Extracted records
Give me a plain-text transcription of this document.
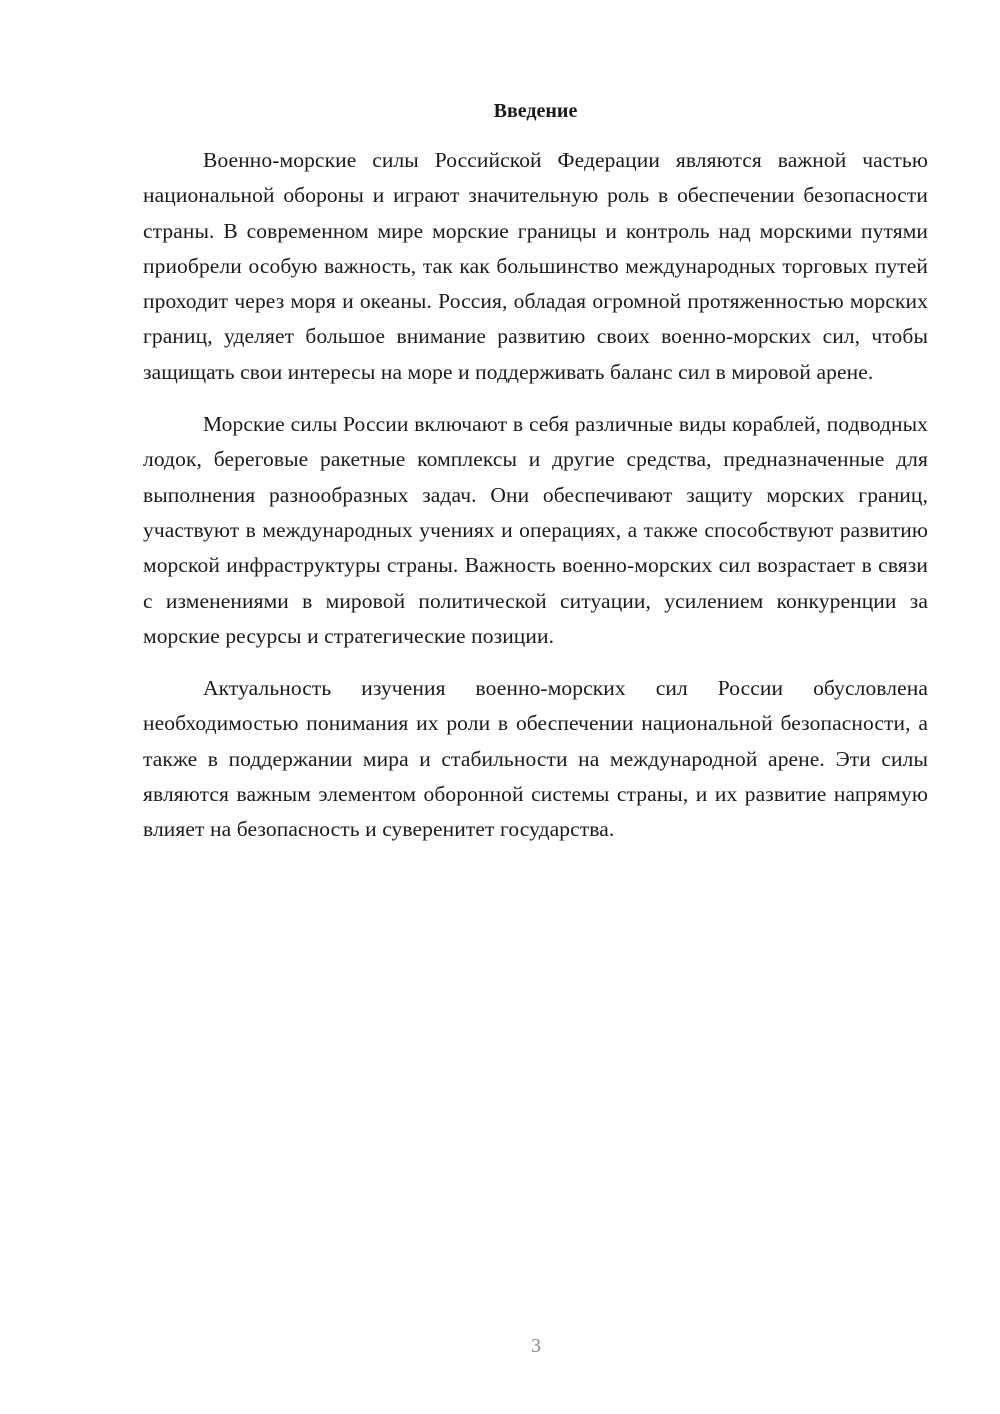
Введение

Военно-морские силы Российской Федерации являются важной частью национальной обороны и играют значительную роль в обеспечении безопасности страны. В современном мире морские границы и контроль над морскими путями приобрели особую важность, так как большинство международных торговых путей проходит через моря и океаны. Россия, обладая огромной протяженностью морских границ, уделяет большое внимание развитию своих военно-морских сил, чтобы защищать свои интересы на море и поддерживать баланс сил в мировой арене.

Морские силы России включают в себя различные виды кораблей, подводных лодок, береговые ракетные комплексы и другие средства, предназначенные для выполнения разнообразных задач. Они обеспечивают защиту морских границ, участвуют в международных учениях и операциях, а также способствуют развитию морской инфраструктуры страны. Важность военно-морских сил возрастает в связи с изменениями в мировой политической ситуации, усилением конкуренции за морские ресурсы и стратегические позиции.

Актуальность изучения военно-морских сил России обусловлена необходимостью понимания их роли в обеспечении национальной безопасности, а также в поддержании мира и стабильности на международной арене. Эти силы являются важным элементом оборонной системы страны, и их развитие напрямую влияет на безопасность и суверенитет государства.

3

**Task directions**. Repeat the data exactly, without the pictures.

**The result**.
Give me a plain-text transcription of this document.
Введение

Военно-морские силы Российской Федерации являются важной частью национальной обороны и играют значительную роль в обеспечении безопасности страны. В современном мире морские границы и контроль над морскими путями приобрели особую важность, так как большинство международных торговых путей проходит через моря и океаны. Россия, обладая огромной протяженностью морских границ, уделяет большое внимание развитию своих военно-морских сил, чтобы защищать свои интересы на море и поддерживать баланс сил в мировой арене.

Морские силы России включают в себя различные виды кораблей, подводных лодок, береговые ракетные комплексы и другие средства, предназначенные для выполнения разнообразных задач. Они обеспечивают защиту морских границ, участвуют в международных учениях и операциях, а также способствуют развитию морской инфраструктуры страны. Важность военно-морских сил возрастает в связи с изменениями в мировой политической ситуации, усилением конкуренции за морские ресурсы и стратегические позиции.

Актуальность изучения военно-морских сил России обусловлена необходимостью понимания их роли в обеспечении национальной безопасности, а также в поддержании мира и стабильности на международной арене. Эти силы являются важным элементом оборонной системы страны, и их развитие напрямую влияет на безопасность и суверенитет государства.

3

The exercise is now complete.